## Requirements:
Extract the lines that hold the string "extraction".

++++++++

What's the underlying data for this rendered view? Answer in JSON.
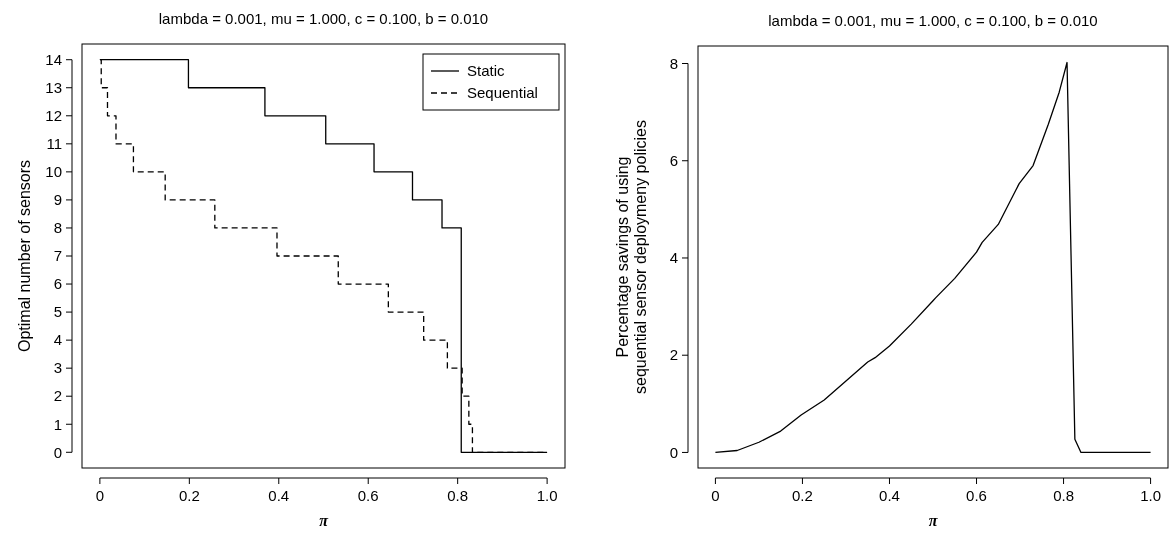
{
  "chart_data": [
    {
      "type": "step",
      "title": "lambda = 0.001, mu = 1.000, c = 0.100, b = 0.010",
      "xlabel": "π",
      "ylabel": "Optimal number of sensors",
      "xlim": [
        -0.04,
        1.04
      ],
      "ylim": [
        -0.56,
        14.56
      ],
      "xticks": [
        0,
        0.2,
        0.4,
        0.6,
        0.8,
        {
          "value": 1,
          "label": "1.0"
        }
      ],
      "yticks": [
        0,
        1,
        2,
        3,
        4,
        5,
        6,
        7,
        8,
        9,
        10,
        11,
        12,
        13,
        14
      ],
      "grid": false,
      "legend": "top right",
      "series": [
        {
          "name": "Static",
          "color": "#000000",
          "line_style": "solid",
          "x": [
            0,
            0.198,
            0.369,
            0.505,
            0.613,
            0.699,
            0.765,
            0.808,
            1.0
          ],
          "values": [
            14,
            13,
            12,
            11,
            10,
            9,
            8,
            0,
            0
          ]
        },
        {
          "name": "Sequential",
          "color": "#000000",
          "line_style": "dashed",
          "x": [
            0,
            0.003,
            0.017,
            0.036,
            0.075,
            0.146,
            0.257,
            0.396,
            0.533,
            0.645,
            0.724,
            0.777,
            0.81,
            0.825,
            0.833,
            1.0
          ],
          "values": [
            14,
            13,
            12,
            11,
            10,
            9,
            8,
            7,
            6,
            5,
            4,
            3,
            2,
            1,
            0,
            0
          ]
        }
      ]
    },
    {
      "type": "line",
      "title": "lambda = 0.001, mu = 1.000, c = 0.100, b = 0.010",
      "xlabel": "π",
      "ylabel": "Percentage savings of using\nsequential sensor deploymeny policies",
      "xlim": [
        -0.04,
        1.04
      ],
      "ylim": [
        -0.32,
        8.36
      ],
      "xticks": [
        0,
        0.2,
        0.4,
        0.6,
        0.8,
        {
          "value": 1,
          "label": "1.0"
        }
      ],
      "yticks": [
        0,
        2,
        4,
        6,
        8
      ],
      "grid": false,
      "legend": false,
      "series": [
        {
          "color": "#000000",
          "line_style": "solid",
          "x": [
            0,
            0.05,
            0.1,
            0.15,
            0.197,
            0.25,
            0.3,
            0.35,
            0.367,
            0.4,
            0.45,
            0.5,
            0.506,
            0.55,
            0.6,
            0.613,
            0.65,
            0.698,
            0.73,
            0.765,
            0.79,
            0.808,
            0.826,
            0.84,
            1.0
          ],
          "values": [
            0,
            0.04,
            0.21,
            0.44,
            0.77,
            1.08,
            1.47,
            1.86,
            1.95,
            2.19,
            2.64,
            3.12,
            3.18,
            3.58,
            4.12,
            4.32,
            4.69,
            5.53,
            5.9,
            6.75,
            7.41,
            8.02,
            0.27,
            0,
            0
          ]
        }
      ]
    }
  ]
}
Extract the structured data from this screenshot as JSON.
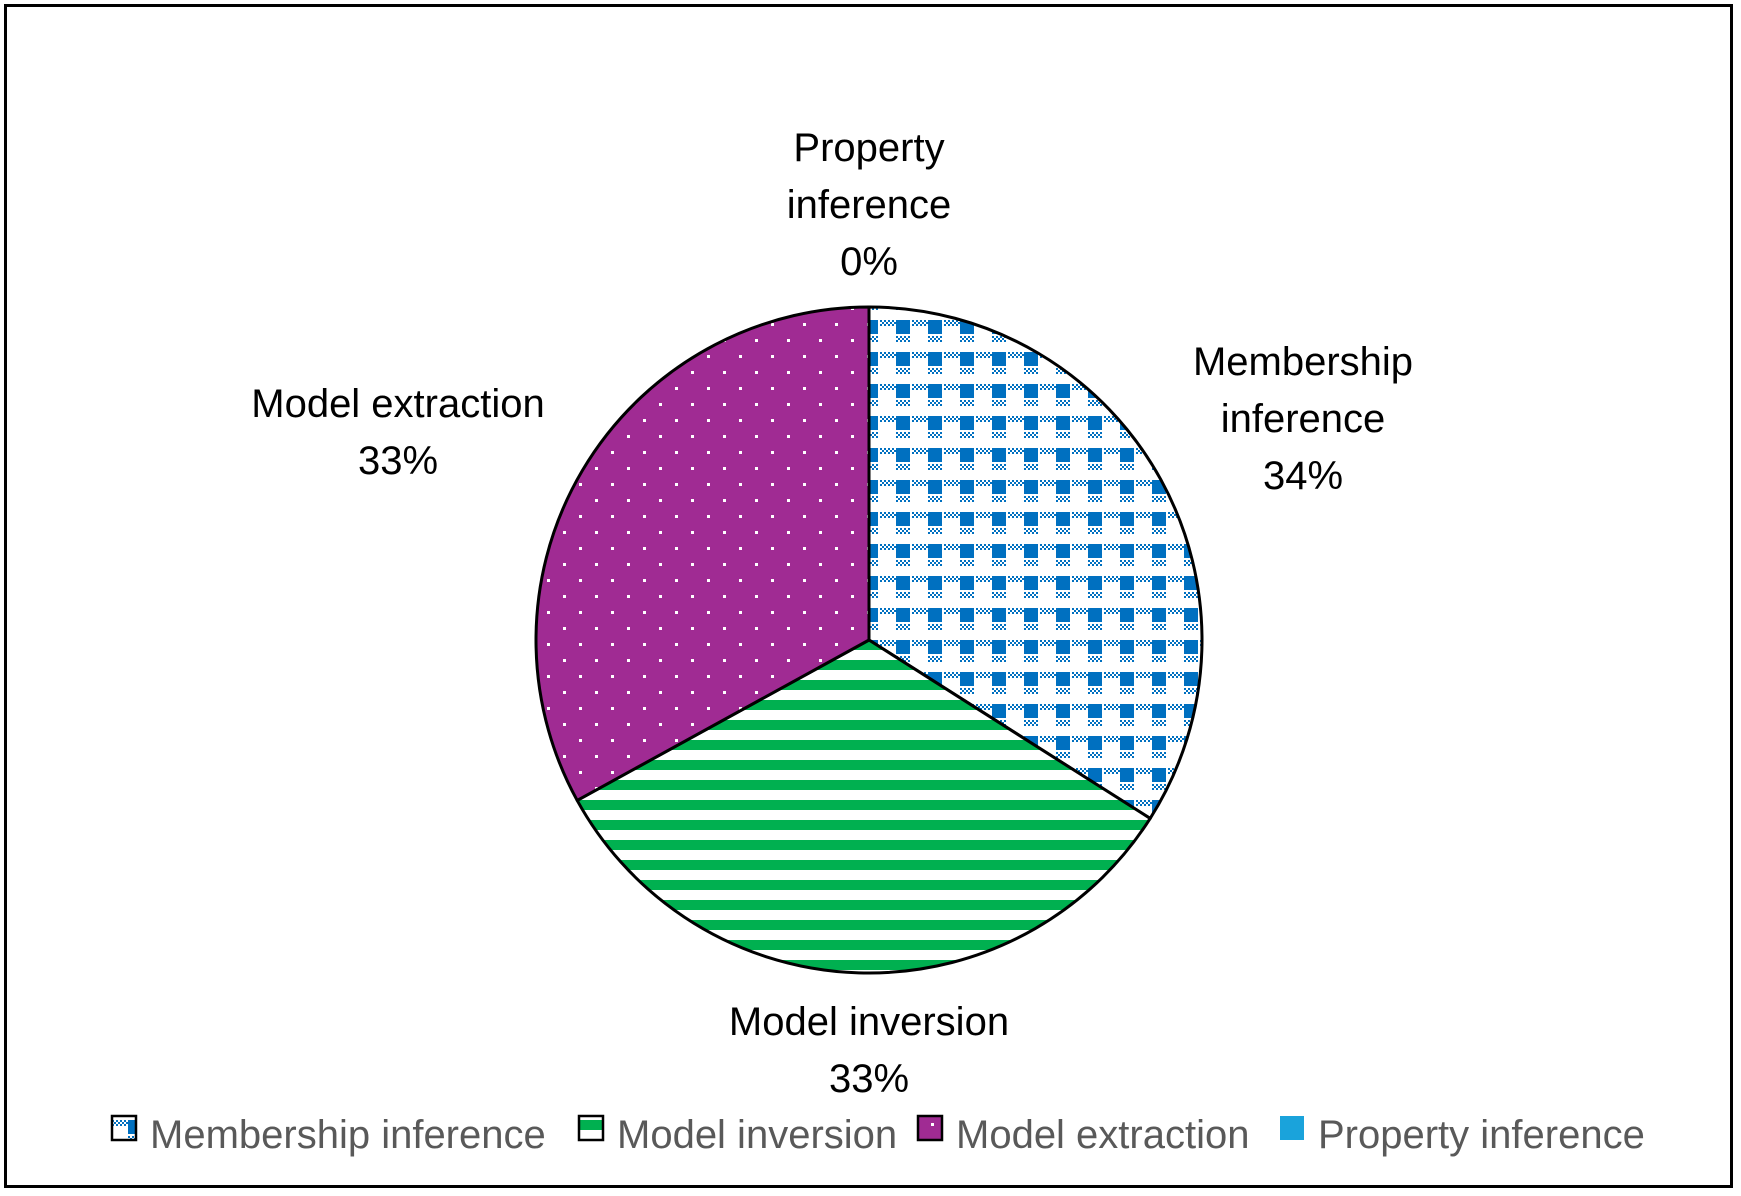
{
  "chart_data": {
    "type": "pie",
    "categories": [
      "Membership inference",
      "Model inversion",
      "Model extraction",
      "Property inference"
    ],
    "values": [
      34,
      33,
      33,
      0
    ],
    "data_labels": [
      {
        "lines": [
          "Membership",
          "inference",
          "34%"
        ]
      },
      {
        "lines": [
          "Model inversion",
          "33%"
        ]
      },
      {
        "lines": [
          "Model extraction",
          "33%"
        ]
      },
      {
        "lines": [
          "Property",
          "inference",
          "0%"
        ]
      }
    ],
    "colors": [
      "#0070C0",
      "#00B050",
      "#A02B93",
      "#1AA3DB"
    ],
    "patterns": [
      "checker",
      "horizontal-stripes",
      "dots",
      "solid"
    ],
    "legend_position": "bottom",
    "start_angle": "12 o'clock",
    "direction": "clockwise"
  }
}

++++++++

## Solved problem:
      "Model extraction",
          "Model extraction",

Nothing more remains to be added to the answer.